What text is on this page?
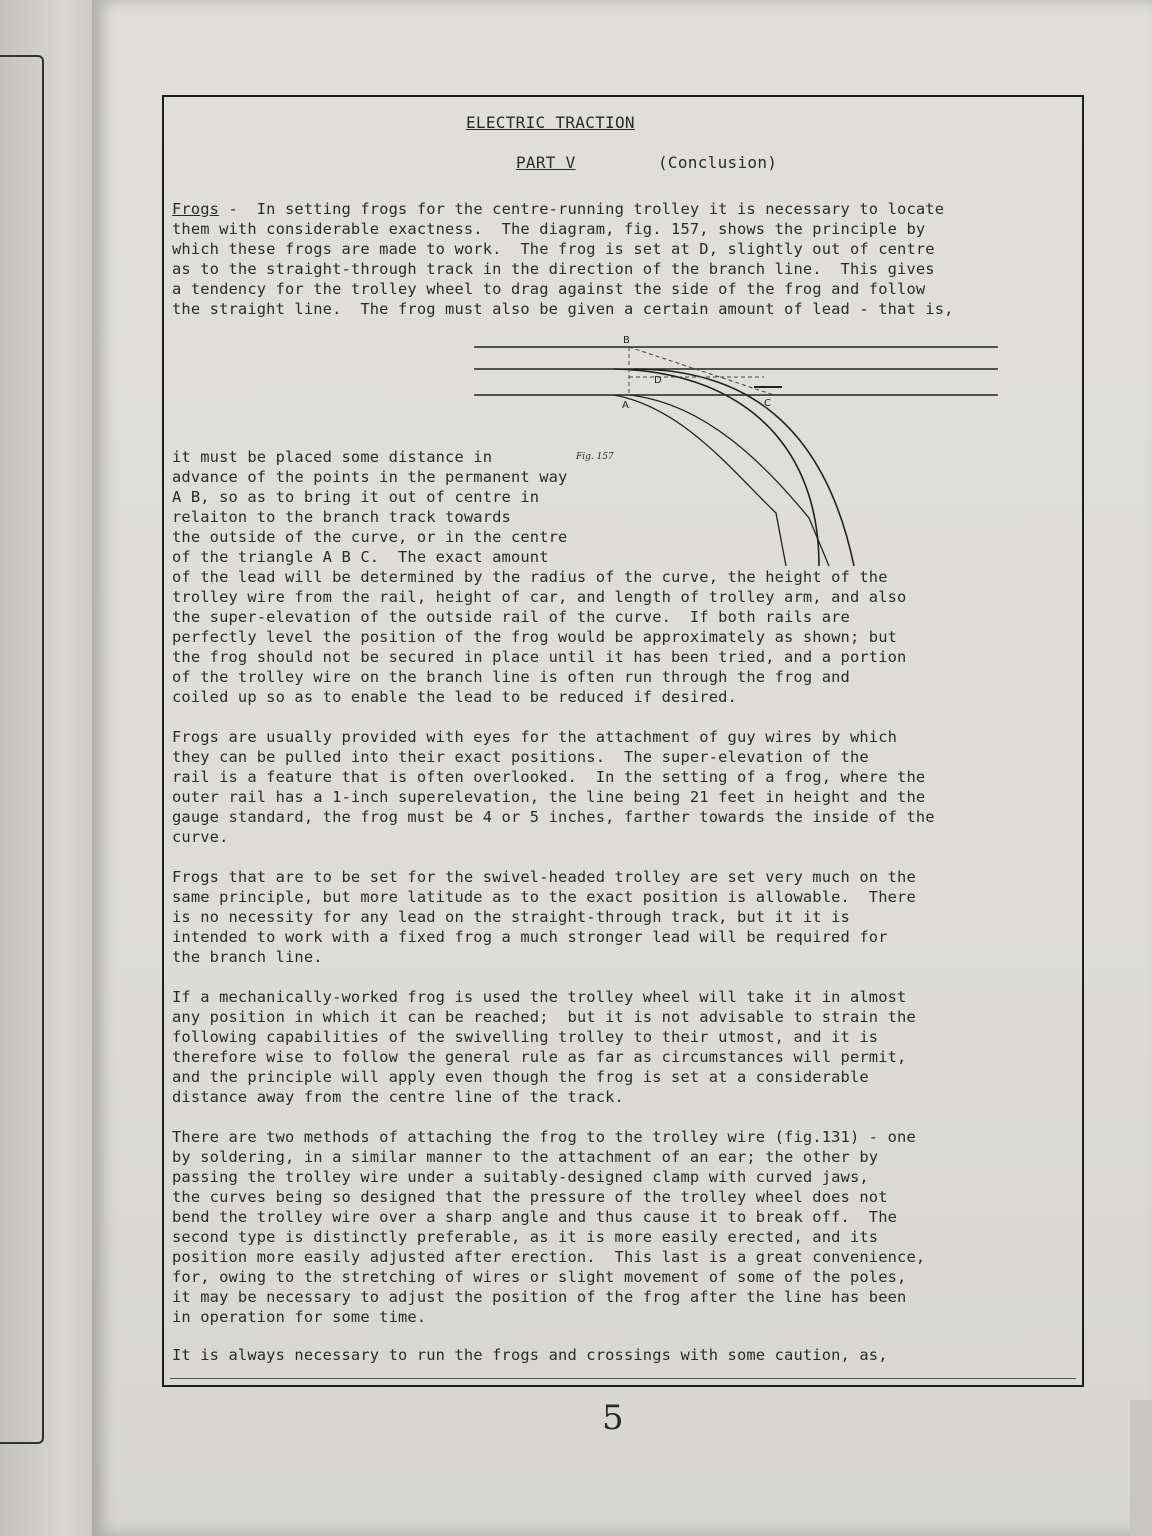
ELECTRIC TRACTION
PART V	(Conclusion)
Frogs -  In setting frogs for the centre-running trolley it is necessary to locate
them with considerable exactness.  The diagram, fig. 157, shows the principle by
which these frogs are made to work.  The frog is set at D, slightly out of centre
as to the straight-through track in the direction of the branch line.  This gives
a tendency for the trolley wheel to drag against the side of the frog and follow
the straight line.  The frog must also be given a certain amount of lead - that is,
B
D
A	C
Fig. 157
it must be placed some distance in
advance of the points in the permanent way
A B, so as to bring it out of centre in
relaiton to the branch track towards
the outside of the curve, or in the centre
of the triangle A B C.  The exact amount
of the lead will be determined by the radius of the curve, the height of the
trolley wire from the rail, height of car, and length of trolley arm, and also
the super-elevation of the outside rail of the curve.  If both rails are
perfectly level the position of the frog would be approximately as shown; but
the frog should not be secured in place until it has been tried, and a portion
of the trolley wire on the branch line is often run through the frog and
coiled up so as to enable the lead to be reduced if desired.
Frogs are usually provided with eyes for the attachment of guy wires by which
they can be pulled into their exact positions.  The super-elevation of the
rail is a feature that is often overlooked.  In the setting of a frog, where the
outer rail has a 1-inch superelevation, the line being 21 feet in height and the
gauge standard, the frog must be 4 or 5 inches, farther towards the inside of the
curve.
Frogs that are to be set for the swivel-headed trolley are set very much on the
same principle, but more latitude as to the exact position is allowable.  There
is no necessity for any lead on the straight-through track, but it it is
intended to work with a fixed frog a much stronger lead will be required for
the branch line.
If a mechanically-worked frog is used the trolley wheel will take it in almost
any position in which it can be reached;  but it is not advisable to strain the
following capabilities of the swivelling trolley to their utmost, and it is
therefore wise to follow the general rule as far as circumstances will permit,
and the principle will apply even though the frog is set at a considerable
distance away from the centre line of the track.
There are two methods of attaching the frog to the trolley wire (fig.131) - one
by soldering, in a similar manner to the attachment of an ear; the other by
passing the trolley wire under a suitably-designed clamp with curved jaws,
the curves being so designed that the pressure of the trolley wheel does not
bend the trolley wire over a sharp angle and thus cause it to break off.  The
second type is distinctly preferable, as it is more easily erected, and its
position more easily adjusted after erection.  This last is a great convenience,
for, owing to the stretching of wires or slight movement of some of the poles,
it may be necessary to adjust the position of the frog after the line has been
in operation for some time.
It is always necessary to run the frogs and crossings with some caution, as,
5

◆ ◆ ◆

Each record above should come back exactly the same, only without its pictures.

(Written solution):
What text is on this page?
ELECTRIC TRACTION
PART V	(Conclusion)
Frogs -  In setting frogs for the centre-running trolley it is necessary to locate
them with considerable exactness.  The diagram, fig. 157, shows the principle by
which these frogs are made to work.  The frog is set at D, slightly out of centre
as to the straight-through track in the direction of the branch line.  This gives
a tendency for the trolley wheel to drag against the side of the frog and follow
the straight line.  The frog must also be given a certain amount of lead - that is,
B
D
A	C
Fig. 157
it must be placed some distance in
advance of the points in the permanent way
A B, so as to bring it out of centre in
relaiton to the branch track towards
the outside of the curve, or in the centre
of the triangle A B C.  The exact amount
of the lead will be determined by the radius of the curve, the height of the
trolley wire from the rail, height of car, and length of trolley arm, and also
the super-elevation of the outside rail of the curve.  If both rails are
perfectly level the position of the frog would be approximately as shown; but
the frog should not be secured in place until it has been tried, and a portion
of the trolley wire on the branch line is often run through the frog and
coiled up so as to enable the lead to be reduced if desired.
Frogs are usually provided with eyes for the attachment of guy wires by which
they can be pulled into their exact positions.  The super-elevation of the
rail is a feature that is often overlooked.  In the setting of a frog, where the
outer rail has a 1-inch superelevation, the line being 21 feet in height and the
gauge standard, the frog must be 4 or 5 inches, farther towards the inside of the
curve.
Frogs that are to be set for the swivel-headed trolley are set very much on the
same principle, but more latitude as to the exact position is allowable.  There
is no necessity for any lead on the straight-through track, but it it is
intended to work with a fixed frog a much stronger lead will be required for
the branch line.
If a mechanically-worked frog is used the trolley wheel will take it in almost
any position in which it can be reached;  but it is not advisable to strain the
following capabilities of the swivelling trolley to their utmost, and it is
therefore wise to follow the general rule as far as circumstances will permit,
and the principle will apply even though the frog is set at a considerable
distance away from the centre line of the track.
There are two methods of attaching the frog to the trolley wire (fig.131) - one
by soldering, in a similar manner to the attachment of an ear; the other by
passing the trolley wire under a suitably-designed clamp with curved jaws,
the curves being so designed that the pressure of the trolley wheel does not
bend the trolley wire over a sharp angle and thus cause it to break off.  The
second type is distinctly preferable, as it is more easily erected, and its
position more easily adjusted after erection.  This last is a great convenience,
for, owing to the stretching of wires or slight movement of some of the poles,
it may be necessary to adjust the position of the frog after the line has been
in operation for some time.
It is always necessary to run the frogs and crossings with some caution, as,
5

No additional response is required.